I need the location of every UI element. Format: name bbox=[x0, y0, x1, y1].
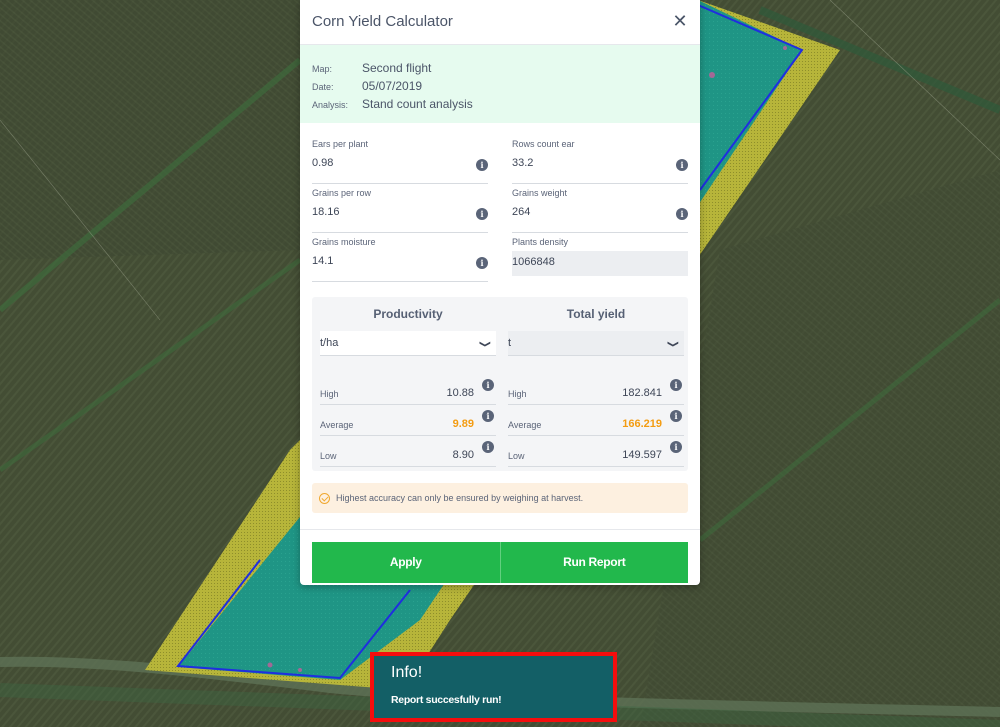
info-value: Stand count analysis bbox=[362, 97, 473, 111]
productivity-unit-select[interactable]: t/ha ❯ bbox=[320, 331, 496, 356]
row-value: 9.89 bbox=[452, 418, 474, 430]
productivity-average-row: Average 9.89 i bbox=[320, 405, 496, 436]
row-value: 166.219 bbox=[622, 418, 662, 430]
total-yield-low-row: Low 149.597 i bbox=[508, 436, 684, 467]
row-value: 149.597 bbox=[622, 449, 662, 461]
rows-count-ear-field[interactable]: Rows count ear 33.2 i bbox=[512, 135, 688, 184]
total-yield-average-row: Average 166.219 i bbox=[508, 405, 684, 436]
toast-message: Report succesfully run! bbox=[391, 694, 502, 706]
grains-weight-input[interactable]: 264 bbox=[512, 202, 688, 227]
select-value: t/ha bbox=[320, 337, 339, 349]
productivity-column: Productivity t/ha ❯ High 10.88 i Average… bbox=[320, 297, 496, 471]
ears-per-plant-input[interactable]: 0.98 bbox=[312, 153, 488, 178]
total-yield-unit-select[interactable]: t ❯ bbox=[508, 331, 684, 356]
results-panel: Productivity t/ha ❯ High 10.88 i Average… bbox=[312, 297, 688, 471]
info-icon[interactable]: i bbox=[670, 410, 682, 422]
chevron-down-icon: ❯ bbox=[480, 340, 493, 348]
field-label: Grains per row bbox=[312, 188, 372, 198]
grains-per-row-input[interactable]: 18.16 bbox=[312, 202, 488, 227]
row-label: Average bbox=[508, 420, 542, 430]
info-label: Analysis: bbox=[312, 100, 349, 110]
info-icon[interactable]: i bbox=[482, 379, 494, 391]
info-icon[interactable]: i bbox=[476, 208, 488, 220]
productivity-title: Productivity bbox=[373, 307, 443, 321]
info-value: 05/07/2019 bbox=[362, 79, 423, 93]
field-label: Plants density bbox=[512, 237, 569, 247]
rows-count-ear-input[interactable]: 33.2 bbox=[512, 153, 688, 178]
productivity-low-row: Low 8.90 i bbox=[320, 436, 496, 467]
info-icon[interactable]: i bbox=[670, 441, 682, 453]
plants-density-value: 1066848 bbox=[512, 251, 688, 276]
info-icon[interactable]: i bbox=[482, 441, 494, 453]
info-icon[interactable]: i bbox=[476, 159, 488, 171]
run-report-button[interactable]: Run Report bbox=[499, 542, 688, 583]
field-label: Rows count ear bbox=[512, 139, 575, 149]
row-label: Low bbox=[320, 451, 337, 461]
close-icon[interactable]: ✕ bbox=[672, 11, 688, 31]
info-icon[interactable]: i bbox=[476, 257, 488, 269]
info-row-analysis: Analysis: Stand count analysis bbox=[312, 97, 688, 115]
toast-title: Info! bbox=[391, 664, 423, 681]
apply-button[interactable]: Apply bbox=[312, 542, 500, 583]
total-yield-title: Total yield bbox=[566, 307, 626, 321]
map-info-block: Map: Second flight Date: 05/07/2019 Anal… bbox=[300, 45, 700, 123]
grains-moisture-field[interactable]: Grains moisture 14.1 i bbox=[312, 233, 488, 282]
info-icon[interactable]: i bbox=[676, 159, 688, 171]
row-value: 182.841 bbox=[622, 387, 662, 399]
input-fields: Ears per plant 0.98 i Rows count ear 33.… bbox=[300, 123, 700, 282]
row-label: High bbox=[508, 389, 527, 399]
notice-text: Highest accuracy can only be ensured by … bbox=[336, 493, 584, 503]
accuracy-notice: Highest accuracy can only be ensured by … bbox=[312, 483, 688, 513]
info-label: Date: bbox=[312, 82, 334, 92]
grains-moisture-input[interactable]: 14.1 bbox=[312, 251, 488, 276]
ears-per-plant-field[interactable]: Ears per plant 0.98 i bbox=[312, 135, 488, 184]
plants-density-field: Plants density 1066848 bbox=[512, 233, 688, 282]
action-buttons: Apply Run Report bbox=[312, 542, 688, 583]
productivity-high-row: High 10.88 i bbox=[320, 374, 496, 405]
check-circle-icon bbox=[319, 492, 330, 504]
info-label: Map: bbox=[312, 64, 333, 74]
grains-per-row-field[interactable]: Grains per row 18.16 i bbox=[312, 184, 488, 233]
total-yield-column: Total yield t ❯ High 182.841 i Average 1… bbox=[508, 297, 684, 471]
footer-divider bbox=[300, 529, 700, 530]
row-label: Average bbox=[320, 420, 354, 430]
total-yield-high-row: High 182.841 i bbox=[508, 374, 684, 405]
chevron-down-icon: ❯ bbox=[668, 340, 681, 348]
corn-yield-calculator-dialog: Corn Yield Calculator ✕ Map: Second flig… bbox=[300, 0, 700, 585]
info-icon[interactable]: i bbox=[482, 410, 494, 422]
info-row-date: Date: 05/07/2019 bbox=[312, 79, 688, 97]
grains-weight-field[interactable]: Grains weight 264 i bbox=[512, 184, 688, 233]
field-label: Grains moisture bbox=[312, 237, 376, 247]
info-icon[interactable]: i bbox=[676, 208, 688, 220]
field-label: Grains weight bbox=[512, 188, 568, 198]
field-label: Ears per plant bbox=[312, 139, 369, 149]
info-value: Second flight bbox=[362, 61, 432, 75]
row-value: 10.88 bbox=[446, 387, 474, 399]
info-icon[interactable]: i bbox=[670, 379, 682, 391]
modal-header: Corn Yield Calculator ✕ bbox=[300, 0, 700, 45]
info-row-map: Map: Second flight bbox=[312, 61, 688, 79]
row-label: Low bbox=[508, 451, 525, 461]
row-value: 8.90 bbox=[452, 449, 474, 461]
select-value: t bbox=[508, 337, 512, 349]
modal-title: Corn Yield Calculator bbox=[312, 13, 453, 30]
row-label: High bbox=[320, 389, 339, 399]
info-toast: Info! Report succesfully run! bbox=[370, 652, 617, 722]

######

◆ EXERCISE AIM ◆
Please retype all of the lines above without changing anything, and leave the pictures out of your copy.

◆ REPLY TO THE EXERCISE ◆
I need the location of every UI element. Format: name bbox=[x0, y0, x1, y1].
info-value: Stand count analysis bbox=[362, 97, 473, 111]
productivity-unit-select[interactable]: t/ha ❯ bbox=[320, 331, 496, 356]
row-value: 9.89 bbox=[452, 418, 474, 430]
productivity-average-row: Average 9.89 i bbox=[320, 405, 496, 436]
row-value: 166.219 bbox=[622, 418, 662, 430]
total-yield-low-row: Low 149.597 i bbox=[508, 436, 684, 467]
row-value: 149.597 bbox=[622, 449, 662, 461]
rows-count-ear-field[interactable]: Rows count ear 33.2 i bbox=[512, 135, 688, 184]
total-yield-average-row: Average 166.219 i bbox=[508, 405, 684, 436]
toast-message: Report succesfully run! bbox=[391, 694, 502, 706]
grains-weight-input[interactable]: 264 bbox=[512, 202, 688, 227]
select-value: t/ha bbox=[320, 337, 339, 349]
productivity-column: Productivity t/ha ❯ High 10.88 i Average… bbox=[320, 297, 496, 471]
ears-per-plant-input[interactable]: 0.98 bbox=[312, 153, 488, 178]
total-yield-unit-select[interactable]: t ❯ bbox=[508, 331, 684, 356]
results-panel: Productivity t/ha ❯ High 10.88 i Average… bbox=[312, 297, 688, 471]
info-icon[interactable]: i bbox=[670, 410, 682, 422]
chevron-down-icon: ❯ bbox=[480, 340, 493, 348]
field-label: Grains per row bbox=[312, 188, 372, 198]
grains-per-row-input[interactable]: 18.16 bbox=[312, 202, 488, 227]
row-label: Average bbox=[508, 420, 542, 430]
info-label: Analysis: bbox=[312, 100, 349, 110]
info-icon[interactable]: i bbox=[482, 379, 494, 391]
info-icon[interactable]: i bbox=[476, 208, 488, 220]
productivity-title: Productivity bbox=[373, 307, 443, 321]
info-value: 05/07/2019 bbox=[362, 79, 423, 93]
field-label: Plants density bbox=[512, 237, 569, 247]
rows-count-ear-input[interactable]: 33.2 bbox=[512, 153, 688, 178]
productivity-low-row: Low 8.90 i bbox=[320, 436, 496, 467]
info-icon[interactable]: i bbox=[670, 441, 682, 453]
plants-density-value: 1066848 bbox=[512, 251, 688, 276]
info-icon[interactable]: i bbox=[482, 441, 494, 453]
info-icon[interactable]: i bbox=[476, 159, 488, 171]
run-report-button[interactable]: Run Report bbox=[499, 542, 688, 583]
field-label: Rows count ear bbox=[512, 139, 575, 149]
row-label: Low bbox=[320, 451, 337, 461]
close-icon[interactable]: ✕ bbox=[672, 11, 688, 31]
info-icon[interactable]: i bbox=[476, 257, 488, 269]
info-row-analysis: Analysis: Stand count analysis bbox=[312, 97, 688, 115]
toast-title: Info! bbox=[391, 664, 423, 681]
apply-button[interactable]: Apply bbox=[312, 542, 500, 583]
total-yield-title: Total yield bbox=[566, 307, 626, 321]
map-info-block: Map: Second flight Date: 05/07/2019 Anal… bbox=[300, 45, 700, 123]
grains-moisture-field[interactable]: Grains moisture 14.1 i bbox=[312, 233, 488, 282]
info-icon[interactable]: i bbox=[676, 159, 688, 171]
row-value: 182.841 bbox=[622, 387, 662, 399]
input-fields: Ears per plant 0.98 i Rows count ear 33.… bbox=[300, 123, 700, 282]
row-label: High bbox=[508, 389, 527, 399]
notice-text: Highest accuracy can only be ensured by … bbox=[336, 493, 584, 503]
accuracy-notice: Highest accuracy can only be ensured by … bbox=[312, 483, 688, 513]
info-label: Date: bbox=[312, 82, 334, 92]
grains-moisture-input[interactable]: 14.1 bbox=[312, 251, 488, 276]
ears-per-plant-field[interactable]: Ears per plant 0.98 i bbox=[312, 135, 488, 184]
plants-density-field: Plants density 1066848 bbox=[512, 233, 688, 282]
action-buttons: Apply Run Report bbox=[312, 542, 688, 583]
productivity-high-row: High 10.88 i bbox=[320, 374, 496, 405]
check-circle-icon bbox=[319, 492, 330, 504]
info-label: Map: bbox=[312, 64, 333, 74]
grains-per-row-field[interactable]: Grains per row 18.16 i bbox=[312, 184, 488, 233]
total-yield-column: Total yield t ❯ High 182.841 i Average 1… bbox=[508, 297, 684, 471]
footer-divider bbox=[300, 529, 700, 530]
row-label: Average bbox=[320, 420, 354, 430]
total-yield-high-row: High 182.841 i bbox=[508, 374, 684, 405]
chevron-down-icon: ❯ bbox=[668, 340, 681, 348]
corn-yield-calculator-dialog: Corn Yield Calculator ✕ Map: Second flig… bbox=[300, 0, 700, 585]
info-icon[interactable]: i bbox=[482, 410, 494, 422]
info-row-date: Date: 05/07/2019 bbox=[312, 79, 688, 97]
grains-weight-field[interactable]: Grains weight 264 i bbox=[512, 184, 688, 233]
field-label: Grains moisture bbox=[312, 237, 376, 247]
info-icon[interactable]: i bbox=[676, 208, 688, 220]
field-label: Grains weight bbox=[512, 188, 568, 198]
field-label: Ears per plant bbox=[312, 139, 369, 149]
info-value: Second flight bbox=[362, 61, 432, 75]
row-value: 10.88 bbox=[446, 387, 474, 399]
info-icon[interactable]: i bbox=[670, 379, 682, 391]
modal-header: Corn Yield Calculator ✕ bbox=[300, 0, 700, 45]
info-row-map: Map: Second flight bbox=[312, 61, 688, 79]
row-label: Low bbox=[508, 451, 525, 461]
row-value: 8.90 bbox=[452, 449, 474, 461]
select-value: t bbox=[508, 337, 512, 349]
modal-title: Corn Yield Calculator bbox=[312, 13, 453, 30]
row-label: High bbox=[320, 389, 339, 399]
info-toast: Info! Report succesfully run! bbox=[370, 652, 617, 722]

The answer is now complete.